----- Document section

List of Experiments (Indicative)

1. Basic Data Manipulation with Pandas: Create a DataFrame with columns
Name, Age, and City containing data for five individuals. Perform the following
operations: select only the Name and Age columns, filter rows where Age is
greater than 25, add a new column Country with a default value, and sort the
DataFrame by Age in descending order. Finally, calculate the average age of
the individuals.
2. Data Cleaning and Preprocessing with Pandas: Create a DataFrame with
some missing values in columns Name, Age, and City. Perform the following
operations: fill missing values in the Age column with the mean age, drop
rows where Name or City is missing, and convert the Age column to integer
type. Finally, normalize the Age column using min-max scaling.
3. Creating and Manipulating Arrays: Using NumPy, create a 2D array of shape
(3, 4) with random integers between 0 and 10. Perform the following
operations: calculate the mean and standard deviation of the entire array, slice
the array to get the first two rows and last two columns, reshape the array to
shape (4, 3), and perform element-wise multiplication with another array of the
same shape.

----------

• Problems and tasks:
**1.** Condense the experiment list's item that begins "Data Cleaning and Preprocessing with Pandas" into a short bulleted list that keeps its main facts.
**2.** Resume the experiment list from the end of its third item.
The listing comes from a separate source.

----- Data lines

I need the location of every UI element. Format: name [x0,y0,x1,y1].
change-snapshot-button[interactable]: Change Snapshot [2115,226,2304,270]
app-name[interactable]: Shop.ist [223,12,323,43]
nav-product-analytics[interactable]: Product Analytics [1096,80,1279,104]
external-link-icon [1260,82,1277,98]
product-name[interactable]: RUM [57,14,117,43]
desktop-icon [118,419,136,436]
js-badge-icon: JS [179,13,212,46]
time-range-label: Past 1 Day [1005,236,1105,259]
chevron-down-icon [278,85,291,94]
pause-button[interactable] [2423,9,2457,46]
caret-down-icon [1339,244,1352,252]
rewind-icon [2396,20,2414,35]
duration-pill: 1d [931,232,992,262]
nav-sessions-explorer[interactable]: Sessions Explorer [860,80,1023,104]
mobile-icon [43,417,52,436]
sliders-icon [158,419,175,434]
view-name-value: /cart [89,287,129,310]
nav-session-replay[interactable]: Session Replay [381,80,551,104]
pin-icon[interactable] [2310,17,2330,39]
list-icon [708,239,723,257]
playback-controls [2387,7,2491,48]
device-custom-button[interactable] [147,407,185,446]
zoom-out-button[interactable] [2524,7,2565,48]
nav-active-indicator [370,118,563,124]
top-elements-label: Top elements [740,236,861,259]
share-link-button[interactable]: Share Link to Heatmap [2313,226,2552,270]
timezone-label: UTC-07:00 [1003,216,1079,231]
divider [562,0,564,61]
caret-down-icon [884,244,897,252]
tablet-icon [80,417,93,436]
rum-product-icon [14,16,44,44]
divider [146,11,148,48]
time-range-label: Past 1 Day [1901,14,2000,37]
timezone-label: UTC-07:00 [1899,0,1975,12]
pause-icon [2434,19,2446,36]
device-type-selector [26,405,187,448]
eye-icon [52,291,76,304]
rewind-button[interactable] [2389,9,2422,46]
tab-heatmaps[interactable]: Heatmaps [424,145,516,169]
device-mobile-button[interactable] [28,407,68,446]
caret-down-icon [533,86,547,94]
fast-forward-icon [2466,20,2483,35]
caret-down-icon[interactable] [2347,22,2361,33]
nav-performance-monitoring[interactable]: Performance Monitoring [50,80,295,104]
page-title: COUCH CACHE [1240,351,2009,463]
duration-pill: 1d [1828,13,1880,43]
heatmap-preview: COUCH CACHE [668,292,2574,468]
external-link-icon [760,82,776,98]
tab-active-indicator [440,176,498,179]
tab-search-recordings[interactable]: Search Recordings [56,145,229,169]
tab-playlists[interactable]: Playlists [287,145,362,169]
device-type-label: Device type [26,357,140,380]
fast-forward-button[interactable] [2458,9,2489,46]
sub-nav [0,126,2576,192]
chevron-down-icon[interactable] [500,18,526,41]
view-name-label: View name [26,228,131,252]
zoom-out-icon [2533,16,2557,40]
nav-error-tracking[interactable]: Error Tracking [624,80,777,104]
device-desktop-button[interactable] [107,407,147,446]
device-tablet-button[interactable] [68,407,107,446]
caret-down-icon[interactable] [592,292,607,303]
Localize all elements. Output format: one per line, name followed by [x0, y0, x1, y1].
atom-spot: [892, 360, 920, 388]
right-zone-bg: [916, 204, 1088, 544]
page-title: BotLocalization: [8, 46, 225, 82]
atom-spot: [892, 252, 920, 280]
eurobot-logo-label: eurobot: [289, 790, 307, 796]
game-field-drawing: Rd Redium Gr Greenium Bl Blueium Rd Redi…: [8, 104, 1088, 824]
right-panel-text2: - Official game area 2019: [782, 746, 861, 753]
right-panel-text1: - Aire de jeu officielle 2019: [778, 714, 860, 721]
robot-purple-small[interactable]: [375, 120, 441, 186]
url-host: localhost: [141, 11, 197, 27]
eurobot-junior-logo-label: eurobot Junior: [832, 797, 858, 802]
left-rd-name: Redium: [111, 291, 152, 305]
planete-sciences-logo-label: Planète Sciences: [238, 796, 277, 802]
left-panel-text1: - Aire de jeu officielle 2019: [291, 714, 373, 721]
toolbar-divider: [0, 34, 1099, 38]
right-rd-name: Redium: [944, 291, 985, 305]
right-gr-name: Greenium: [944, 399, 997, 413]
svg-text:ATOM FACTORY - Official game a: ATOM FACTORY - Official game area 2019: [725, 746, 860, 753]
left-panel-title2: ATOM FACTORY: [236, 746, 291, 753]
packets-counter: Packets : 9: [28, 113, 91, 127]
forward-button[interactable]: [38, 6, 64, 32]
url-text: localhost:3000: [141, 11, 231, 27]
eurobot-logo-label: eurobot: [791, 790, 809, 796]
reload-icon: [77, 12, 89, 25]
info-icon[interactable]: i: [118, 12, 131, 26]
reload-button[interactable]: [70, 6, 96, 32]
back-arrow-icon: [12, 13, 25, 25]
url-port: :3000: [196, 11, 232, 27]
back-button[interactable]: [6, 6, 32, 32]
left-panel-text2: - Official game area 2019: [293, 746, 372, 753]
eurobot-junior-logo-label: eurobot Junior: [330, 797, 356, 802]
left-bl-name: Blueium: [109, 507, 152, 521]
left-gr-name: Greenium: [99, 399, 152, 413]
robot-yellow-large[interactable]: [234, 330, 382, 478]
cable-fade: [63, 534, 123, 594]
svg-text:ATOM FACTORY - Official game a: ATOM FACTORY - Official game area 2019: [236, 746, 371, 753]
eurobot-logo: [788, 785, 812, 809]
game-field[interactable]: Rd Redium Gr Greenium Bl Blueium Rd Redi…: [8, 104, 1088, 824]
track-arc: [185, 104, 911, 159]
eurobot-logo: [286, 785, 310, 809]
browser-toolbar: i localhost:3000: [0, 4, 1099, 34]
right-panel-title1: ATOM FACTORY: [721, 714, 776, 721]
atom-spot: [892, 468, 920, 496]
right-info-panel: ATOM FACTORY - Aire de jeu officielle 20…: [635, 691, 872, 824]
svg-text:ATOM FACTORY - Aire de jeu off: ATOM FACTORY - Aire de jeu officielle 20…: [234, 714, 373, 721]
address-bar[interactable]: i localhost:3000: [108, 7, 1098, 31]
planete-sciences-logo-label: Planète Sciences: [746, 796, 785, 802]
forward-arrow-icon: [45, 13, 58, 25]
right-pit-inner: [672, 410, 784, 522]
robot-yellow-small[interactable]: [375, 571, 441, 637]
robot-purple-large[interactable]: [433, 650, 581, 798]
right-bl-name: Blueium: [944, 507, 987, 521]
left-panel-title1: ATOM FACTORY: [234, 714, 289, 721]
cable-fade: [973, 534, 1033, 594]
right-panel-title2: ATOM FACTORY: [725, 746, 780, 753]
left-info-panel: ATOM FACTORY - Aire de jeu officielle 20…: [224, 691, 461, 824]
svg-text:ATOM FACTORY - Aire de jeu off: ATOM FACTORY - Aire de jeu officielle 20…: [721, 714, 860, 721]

----------

• Results:
**1.**
- Build a Pandas DataFrame with Name, Age, and City columns that contain some missing values.
- Fill missing Age values with the mean age.
- Drop rows where Name or City is missing.
- Convert the Age column to integer type.
- Normalize the Age column with min-max scaling.

**2.**
4. Feature Engineering, Exploratory Data Analysis: Create a DataFrame with
columns Feature1, Feature2, and Target containing random data. Perform the
following operations: create a new feature that is the logarithm of Feature1,
bin Feature2 into three categories (low, medium, high), and calculate the
correlation matrix of the DataFrame. Finally, create a scatter plot of Feature1
vs. Feature2 colored by Target, and interpret any visible patterns.
5. Scrape data from a webpage and store it in a structured format like CSV or
JSON.
6. Interactive Bar Chart with Plotly. Create an interactive bar chart showing the
population of different cities.
7. Interactive Scatter Plot with Plotly. Create an interactive scatter plot showing
the relationship between house size and price.
8. Interactive Line Plot with Bokeh. Create an interactive line plot showing the
daily temperatures over a week using Bokeh.
9. Interactive Bar Chart with Bokeh: Problem Statement: Create an interactive
bar chart showing the sales figures of different products using Bokeh.
10. Interactive Scatter Plot with Bokeh: Problem Statement: Create an interactive
scatter plot showing the relationship between petal length and petal width
from the Iris dataset using Bokeh.
11. Visualizing Clusters with scikit-learn and Plotly Problem Statement: Perform
K-means clustering on the Iris dataset and visualize the clusters using an
interactive 3D scatter plot in Plotly.
12. Visualizing PCA with scikit-learn and Plotly: Problem Statement: Perform
Principal Component Analysis (PCA) on the Iris dataset and visualize the first
two principal components using an interactive 2D scatter plot in Plotly.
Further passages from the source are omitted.